— Start —
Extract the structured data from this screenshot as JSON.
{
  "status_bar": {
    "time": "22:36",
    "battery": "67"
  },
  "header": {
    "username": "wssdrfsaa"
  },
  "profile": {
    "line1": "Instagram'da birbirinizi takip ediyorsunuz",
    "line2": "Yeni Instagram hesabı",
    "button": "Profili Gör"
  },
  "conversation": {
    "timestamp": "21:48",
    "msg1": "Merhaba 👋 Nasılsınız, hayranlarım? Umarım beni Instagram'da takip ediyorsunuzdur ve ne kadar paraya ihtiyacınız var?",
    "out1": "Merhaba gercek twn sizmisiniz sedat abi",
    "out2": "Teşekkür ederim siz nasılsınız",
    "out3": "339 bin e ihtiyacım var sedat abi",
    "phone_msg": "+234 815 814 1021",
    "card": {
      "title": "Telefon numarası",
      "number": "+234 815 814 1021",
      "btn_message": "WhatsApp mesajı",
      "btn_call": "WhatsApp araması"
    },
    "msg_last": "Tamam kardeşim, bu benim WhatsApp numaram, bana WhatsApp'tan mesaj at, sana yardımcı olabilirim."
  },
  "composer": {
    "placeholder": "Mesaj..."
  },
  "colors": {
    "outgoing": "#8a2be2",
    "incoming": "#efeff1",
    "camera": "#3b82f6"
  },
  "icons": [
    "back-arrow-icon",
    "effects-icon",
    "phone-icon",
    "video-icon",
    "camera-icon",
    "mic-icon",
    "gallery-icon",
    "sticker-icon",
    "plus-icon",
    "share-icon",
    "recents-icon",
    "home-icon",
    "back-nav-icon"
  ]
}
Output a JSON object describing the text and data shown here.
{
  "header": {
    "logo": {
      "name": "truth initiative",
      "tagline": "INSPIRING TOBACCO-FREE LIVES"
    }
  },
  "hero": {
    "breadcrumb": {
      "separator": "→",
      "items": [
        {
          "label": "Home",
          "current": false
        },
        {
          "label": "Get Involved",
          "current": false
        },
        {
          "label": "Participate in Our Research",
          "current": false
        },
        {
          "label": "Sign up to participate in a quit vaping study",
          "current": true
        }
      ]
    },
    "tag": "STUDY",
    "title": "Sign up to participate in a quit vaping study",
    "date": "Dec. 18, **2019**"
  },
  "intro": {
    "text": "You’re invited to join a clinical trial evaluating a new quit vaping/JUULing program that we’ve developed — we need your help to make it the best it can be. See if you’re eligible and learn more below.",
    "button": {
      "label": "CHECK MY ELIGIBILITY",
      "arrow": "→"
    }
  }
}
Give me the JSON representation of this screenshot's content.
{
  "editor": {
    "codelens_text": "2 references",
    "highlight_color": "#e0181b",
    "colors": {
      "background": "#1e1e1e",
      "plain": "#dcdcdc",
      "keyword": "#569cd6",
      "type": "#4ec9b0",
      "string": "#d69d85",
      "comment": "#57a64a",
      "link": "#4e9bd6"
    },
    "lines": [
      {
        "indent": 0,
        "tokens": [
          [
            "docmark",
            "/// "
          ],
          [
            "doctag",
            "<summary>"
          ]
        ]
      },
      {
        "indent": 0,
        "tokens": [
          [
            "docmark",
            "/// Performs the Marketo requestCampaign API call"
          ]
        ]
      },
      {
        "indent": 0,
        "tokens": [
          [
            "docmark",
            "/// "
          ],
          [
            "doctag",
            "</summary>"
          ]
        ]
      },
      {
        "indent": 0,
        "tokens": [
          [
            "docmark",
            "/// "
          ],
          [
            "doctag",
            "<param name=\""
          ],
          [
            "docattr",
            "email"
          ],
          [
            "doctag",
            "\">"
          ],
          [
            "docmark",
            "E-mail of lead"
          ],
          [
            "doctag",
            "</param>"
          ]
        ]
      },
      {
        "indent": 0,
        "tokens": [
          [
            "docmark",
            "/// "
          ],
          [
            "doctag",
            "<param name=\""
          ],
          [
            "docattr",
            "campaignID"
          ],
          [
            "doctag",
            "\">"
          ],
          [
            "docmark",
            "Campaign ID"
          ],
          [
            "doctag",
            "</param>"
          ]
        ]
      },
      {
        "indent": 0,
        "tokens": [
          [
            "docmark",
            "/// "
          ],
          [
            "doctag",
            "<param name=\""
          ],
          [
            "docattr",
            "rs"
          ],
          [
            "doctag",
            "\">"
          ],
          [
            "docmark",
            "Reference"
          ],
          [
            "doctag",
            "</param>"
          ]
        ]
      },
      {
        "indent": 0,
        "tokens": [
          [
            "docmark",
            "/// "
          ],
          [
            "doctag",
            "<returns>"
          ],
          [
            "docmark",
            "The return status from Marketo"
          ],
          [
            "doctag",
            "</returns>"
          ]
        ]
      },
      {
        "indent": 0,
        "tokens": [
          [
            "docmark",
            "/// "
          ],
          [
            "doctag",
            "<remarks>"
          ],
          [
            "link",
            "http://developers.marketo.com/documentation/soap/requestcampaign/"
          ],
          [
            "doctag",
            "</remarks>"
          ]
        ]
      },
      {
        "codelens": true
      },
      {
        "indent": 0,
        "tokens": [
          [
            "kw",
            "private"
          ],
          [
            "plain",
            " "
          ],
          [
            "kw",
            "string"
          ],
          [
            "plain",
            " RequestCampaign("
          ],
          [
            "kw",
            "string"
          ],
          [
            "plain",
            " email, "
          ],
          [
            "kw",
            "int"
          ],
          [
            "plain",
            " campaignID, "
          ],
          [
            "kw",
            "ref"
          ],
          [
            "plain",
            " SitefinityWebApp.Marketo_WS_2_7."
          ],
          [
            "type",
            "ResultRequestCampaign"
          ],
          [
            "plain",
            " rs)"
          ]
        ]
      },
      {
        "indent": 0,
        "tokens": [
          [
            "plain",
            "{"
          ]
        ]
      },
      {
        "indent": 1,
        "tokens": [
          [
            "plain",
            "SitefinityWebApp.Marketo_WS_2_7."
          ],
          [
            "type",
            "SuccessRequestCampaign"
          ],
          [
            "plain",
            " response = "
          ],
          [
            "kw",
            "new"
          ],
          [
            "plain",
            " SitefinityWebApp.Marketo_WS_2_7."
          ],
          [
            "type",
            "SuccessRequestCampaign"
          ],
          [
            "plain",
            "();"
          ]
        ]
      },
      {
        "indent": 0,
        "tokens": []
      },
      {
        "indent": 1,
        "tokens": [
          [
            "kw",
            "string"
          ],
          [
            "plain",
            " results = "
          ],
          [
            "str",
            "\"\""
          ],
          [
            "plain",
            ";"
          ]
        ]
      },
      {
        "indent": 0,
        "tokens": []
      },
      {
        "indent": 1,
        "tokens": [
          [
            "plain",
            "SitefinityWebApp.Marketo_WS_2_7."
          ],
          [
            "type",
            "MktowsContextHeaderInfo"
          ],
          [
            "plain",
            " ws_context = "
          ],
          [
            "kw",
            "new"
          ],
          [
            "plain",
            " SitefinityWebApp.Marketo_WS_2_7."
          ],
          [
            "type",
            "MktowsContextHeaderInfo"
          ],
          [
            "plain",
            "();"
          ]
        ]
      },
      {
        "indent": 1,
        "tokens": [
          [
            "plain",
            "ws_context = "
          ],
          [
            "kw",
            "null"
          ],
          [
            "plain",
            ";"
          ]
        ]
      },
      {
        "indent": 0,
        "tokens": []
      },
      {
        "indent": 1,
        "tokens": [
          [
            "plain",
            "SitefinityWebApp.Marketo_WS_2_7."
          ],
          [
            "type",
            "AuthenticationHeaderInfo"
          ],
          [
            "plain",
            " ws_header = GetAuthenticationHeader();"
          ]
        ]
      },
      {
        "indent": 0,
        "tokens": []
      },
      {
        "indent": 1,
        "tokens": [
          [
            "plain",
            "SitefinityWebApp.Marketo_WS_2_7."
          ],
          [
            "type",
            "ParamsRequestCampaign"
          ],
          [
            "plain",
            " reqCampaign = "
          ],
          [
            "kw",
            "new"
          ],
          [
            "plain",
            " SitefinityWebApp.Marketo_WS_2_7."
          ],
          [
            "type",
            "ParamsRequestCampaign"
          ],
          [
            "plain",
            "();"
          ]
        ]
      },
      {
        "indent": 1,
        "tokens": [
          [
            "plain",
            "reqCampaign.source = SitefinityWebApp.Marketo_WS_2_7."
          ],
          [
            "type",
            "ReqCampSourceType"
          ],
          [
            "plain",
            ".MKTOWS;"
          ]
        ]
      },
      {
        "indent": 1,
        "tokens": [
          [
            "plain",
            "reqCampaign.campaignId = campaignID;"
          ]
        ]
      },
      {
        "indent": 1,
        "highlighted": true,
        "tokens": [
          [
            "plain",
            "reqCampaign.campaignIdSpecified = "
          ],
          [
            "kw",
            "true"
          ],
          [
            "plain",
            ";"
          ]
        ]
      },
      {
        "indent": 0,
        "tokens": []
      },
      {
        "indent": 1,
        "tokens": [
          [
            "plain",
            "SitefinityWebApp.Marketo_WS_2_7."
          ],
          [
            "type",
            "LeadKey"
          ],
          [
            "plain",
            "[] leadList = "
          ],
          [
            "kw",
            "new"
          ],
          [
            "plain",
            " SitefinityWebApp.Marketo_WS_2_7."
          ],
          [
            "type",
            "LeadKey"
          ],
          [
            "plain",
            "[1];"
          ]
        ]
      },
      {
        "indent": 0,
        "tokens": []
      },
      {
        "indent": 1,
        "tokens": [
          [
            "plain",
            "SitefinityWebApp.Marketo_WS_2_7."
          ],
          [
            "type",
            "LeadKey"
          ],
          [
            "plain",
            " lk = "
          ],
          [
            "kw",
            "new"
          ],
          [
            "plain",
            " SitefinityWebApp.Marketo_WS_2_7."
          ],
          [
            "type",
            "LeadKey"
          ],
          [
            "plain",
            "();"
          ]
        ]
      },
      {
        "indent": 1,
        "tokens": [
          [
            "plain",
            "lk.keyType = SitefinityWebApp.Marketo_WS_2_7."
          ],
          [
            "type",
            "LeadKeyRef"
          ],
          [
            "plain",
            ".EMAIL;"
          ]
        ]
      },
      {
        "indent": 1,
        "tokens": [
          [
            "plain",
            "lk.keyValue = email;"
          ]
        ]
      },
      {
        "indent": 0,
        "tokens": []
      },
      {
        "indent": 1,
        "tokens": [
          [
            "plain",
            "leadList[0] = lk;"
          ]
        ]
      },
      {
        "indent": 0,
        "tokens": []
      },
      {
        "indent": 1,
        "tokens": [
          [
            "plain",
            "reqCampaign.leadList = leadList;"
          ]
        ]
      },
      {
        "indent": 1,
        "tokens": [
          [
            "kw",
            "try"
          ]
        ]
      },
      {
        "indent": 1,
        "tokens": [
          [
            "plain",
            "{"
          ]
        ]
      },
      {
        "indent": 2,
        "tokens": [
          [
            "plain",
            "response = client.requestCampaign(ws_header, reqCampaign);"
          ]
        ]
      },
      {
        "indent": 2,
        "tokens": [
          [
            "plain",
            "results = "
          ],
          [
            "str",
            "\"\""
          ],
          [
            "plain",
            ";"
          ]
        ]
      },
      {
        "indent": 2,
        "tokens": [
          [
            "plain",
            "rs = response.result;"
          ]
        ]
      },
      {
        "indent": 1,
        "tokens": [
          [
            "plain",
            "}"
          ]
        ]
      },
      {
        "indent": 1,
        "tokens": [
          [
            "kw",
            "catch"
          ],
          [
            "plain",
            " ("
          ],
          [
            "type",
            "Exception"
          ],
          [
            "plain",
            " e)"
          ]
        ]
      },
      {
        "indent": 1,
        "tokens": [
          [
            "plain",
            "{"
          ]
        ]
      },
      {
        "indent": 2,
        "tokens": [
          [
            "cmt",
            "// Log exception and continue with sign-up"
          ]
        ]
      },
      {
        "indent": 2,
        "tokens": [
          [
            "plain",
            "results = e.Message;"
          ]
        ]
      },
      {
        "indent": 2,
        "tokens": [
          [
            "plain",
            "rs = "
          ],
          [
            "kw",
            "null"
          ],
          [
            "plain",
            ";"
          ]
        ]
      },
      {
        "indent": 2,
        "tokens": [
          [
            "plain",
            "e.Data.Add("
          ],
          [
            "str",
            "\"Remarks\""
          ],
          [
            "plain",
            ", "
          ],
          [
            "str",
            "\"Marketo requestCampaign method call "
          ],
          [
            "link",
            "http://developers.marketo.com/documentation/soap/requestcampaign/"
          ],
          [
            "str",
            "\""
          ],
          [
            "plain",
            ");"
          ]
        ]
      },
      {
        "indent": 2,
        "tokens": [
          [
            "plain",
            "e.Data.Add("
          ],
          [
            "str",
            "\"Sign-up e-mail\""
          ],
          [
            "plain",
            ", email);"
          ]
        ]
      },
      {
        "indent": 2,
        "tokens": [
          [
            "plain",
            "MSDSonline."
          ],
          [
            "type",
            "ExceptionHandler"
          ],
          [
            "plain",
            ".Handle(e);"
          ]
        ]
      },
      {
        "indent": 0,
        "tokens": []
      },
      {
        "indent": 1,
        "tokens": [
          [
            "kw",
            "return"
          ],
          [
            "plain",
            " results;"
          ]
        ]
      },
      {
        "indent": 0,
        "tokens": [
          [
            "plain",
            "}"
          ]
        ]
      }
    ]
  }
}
— End —
__Your task__: Check each line of the records above for the string "leadList", and report every line that has it.

__Reply__:
            "[] leadList = "
            "leadList[0] = lk;"
            "reqCampaign.leadList = leadList;"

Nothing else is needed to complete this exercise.